--- begin DATA FOR THIS EXERCISE ---

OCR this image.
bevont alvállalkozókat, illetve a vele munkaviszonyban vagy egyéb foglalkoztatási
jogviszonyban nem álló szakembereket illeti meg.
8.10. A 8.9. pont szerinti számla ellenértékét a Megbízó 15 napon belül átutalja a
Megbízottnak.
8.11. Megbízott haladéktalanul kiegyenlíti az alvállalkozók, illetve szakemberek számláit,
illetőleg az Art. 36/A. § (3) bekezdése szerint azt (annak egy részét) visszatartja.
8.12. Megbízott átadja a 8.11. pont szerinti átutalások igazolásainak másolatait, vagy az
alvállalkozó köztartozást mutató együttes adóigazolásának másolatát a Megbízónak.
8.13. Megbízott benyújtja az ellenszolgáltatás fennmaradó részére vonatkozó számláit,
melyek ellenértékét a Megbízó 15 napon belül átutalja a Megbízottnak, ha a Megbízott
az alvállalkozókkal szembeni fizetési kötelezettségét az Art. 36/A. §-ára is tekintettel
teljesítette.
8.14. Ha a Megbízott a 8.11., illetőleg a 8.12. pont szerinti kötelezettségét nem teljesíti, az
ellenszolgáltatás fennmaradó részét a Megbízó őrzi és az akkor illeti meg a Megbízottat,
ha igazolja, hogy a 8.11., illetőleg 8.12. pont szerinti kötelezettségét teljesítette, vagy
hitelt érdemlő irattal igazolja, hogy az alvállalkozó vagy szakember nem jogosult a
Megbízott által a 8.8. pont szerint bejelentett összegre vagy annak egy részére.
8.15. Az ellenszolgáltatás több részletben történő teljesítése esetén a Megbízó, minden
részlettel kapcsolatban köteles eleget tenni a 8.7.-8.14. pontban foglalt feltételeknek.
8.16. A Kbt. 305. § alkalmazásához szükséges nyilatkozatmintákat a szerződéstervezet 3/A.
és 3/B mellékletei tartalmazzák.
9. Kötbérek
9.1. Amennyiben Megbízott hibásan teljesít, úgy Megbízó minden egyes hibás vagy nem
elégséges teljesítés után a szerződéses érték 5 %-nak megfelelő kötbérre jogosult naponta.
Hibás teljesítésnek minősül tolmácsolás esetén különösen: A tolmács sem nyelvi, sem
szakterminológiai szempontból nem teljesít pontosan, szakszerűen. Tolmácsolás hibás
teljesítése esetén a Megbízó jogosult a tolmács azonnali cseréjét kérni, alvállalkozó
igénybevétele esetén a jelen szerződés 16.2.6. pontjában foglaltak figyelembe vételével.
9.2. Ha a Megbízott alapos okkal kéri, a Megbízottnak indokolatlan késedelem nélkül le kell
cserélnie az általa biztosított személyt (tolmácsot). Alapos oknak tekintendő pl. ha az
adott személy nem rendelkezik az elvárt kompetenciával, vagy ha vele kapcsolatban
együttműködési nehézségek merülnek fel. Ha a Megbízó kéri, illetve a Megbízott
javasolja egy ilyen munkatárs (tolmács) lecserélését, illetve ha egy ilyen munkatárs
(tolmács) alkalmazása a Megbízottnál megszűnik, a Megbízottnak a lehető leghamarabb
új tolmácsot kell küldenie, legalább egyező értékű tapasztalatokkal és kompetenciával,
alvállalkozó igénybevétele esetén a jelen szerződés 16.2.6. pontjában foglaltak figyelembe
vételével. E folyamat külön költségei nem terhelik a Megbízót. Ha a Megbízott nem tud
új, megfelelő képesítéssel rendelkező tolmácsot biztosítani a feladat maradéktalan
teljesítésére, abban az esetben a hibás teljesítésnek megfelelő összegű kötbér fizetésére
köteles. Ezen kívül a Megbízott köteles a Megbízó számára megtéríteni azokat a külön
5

--- end DATA FOR THIS EXERCISE ---

■ WRITTEN TASK
All of the data needs to be printed once more, exactly.

■ OUTPUT FOR THIS TASK
OCR this image.
bevont alvállalkozókat, illetve a vele munkaviszonyban vagy egyéb foglalkoztatási
jogviszonyban nem álló szakembereket illeti meg.
8.10. A 8.9. pont szerinti számla ellenértékét a Megbízó 15 napon belül átutalja a
Megbízottnak.
8.11. Megbízott haladéktalanul kiegyenlíti az alvállalkozók, illetve szakemberek számláit,
illetőleg az Art. 36/A. § (3) bekezdése szerint azt (annak egy részét) visszatartja.
8.12. Megbízott átadja a 8.11. pont szerinti átutalások igazolásainak másolatait, vagy az
alvállalkozó köztartozást mutató együttes adóigazolásának másolatát a Megbízónak.
8.13. Megbízott benyújtja az ellenszolgáltatás fennmaradó részére vonatkozó számláit,
melyek ellenértékét a Megbízó 15 napon belül átutalja a Megbízottnak, ha a Megbízott
az alvállalkozókkal szembeni fizetési kötelezettségét az Art. 36/A. §-ára is tekintettel
teljesítette.
8.14. Ha a Megbízott a 8.11., illetőleg a 8.12. pont szerinti kötelezettségét nem teljesíti, az
ellenszolgáltatás fennmaradó részét a Megbízó őrzi és az akkor illeti meg a Megbízottat,
ha igazolja, hogy a 8.11., illetőleg 8.12. pont szerinti kötelezettségét teljesítette, vagy
hitelt érdemlő irattal igazolja, hogy az alvállalkozó vagy szakember nem jogosult a
Megbízott által a 8.8. pont szerint bejelentett összegre vagy annak egy részére.
8.15. Az ellenszolgáltatás több részletben történő teljesítése esetén a Megbízó, minden
részlettel kapcsolatban köteles eleget tenni a 8.7.-8.14. pontban foglalt feltételeknek.
8.16. A Kbt. 305. § alkalmazásához szükséges nyilatkozatmintákat a szerződéstervezet 3/A.
és 3/B mellékletei tartalmazzák.
9. Kötbérek
9.1. Amennyiben Megbízott hibásan teljesít, úgy Megbízó minden egyes hibás vagy nem
elégséges teljesítés után a szerződéses érték 5 %-nak megfelelő kötbérre jogosult naponta.
Hibás teljesítésnek minősül tolmácsolás esetén különösen: A tolmács sem nyelvi, sem
szakterminológiai szempontból nem teljesít pontosan, szakszerűen. Tolmácsolás hibás
teljesítése esetén a Megbízó jogosult a tolmács azonnali cseréjét kérni, alvállalkozó
igénybevétele esetén a jelen szerződés 16.2.6. pontjában foglaltak figyelembe vételével.
9.2. Ha a Megbízott alapos okkal kéri, a Megbízottnak indokolatlan késedelem nélkül le kell
cserélnie az általa biztosított személyt (tolmácsot). Alapos oknak tekintendő pl. ha az
adott személy nem rendelkezik az elvárt kompetenciával, vagy ha vele kapcsolatban
együttműködési nehézségek merülnek fel. Ha a Megbízó kéri, illetve a Megbízott
javasolja egy ilyen munkatárs (tolmács) lecserélését, illetve ha egy ilyen munkatárs
(tolmács) alkalmazása a Megbízottnál megszűnik, a Megbízottnak a lehető leghamarabb
új tolmácsot kell küldenie, legalább egyező értékű tapasztalatokkal és kompetenciával,
alvállalkozó igénybevétele esetén a jelen szerződés 16.2.6. pontjában foglaltak figyelembe
vételével. E folyamat külön költségei nem terhelik a Megbízót. Ha a Megbízott nem tud
új, megfelelő képesítéssel rendelkező tolmácsot biztosítani a feladat maradéktalan
teljesítésére, abban az esetben a hibás teljesítésnek megfelelő összegű kötbér fizetésére
köteles. Ezen kívül a Megbízott köteles a Megbízó számára megtéríteni azokat a külön
5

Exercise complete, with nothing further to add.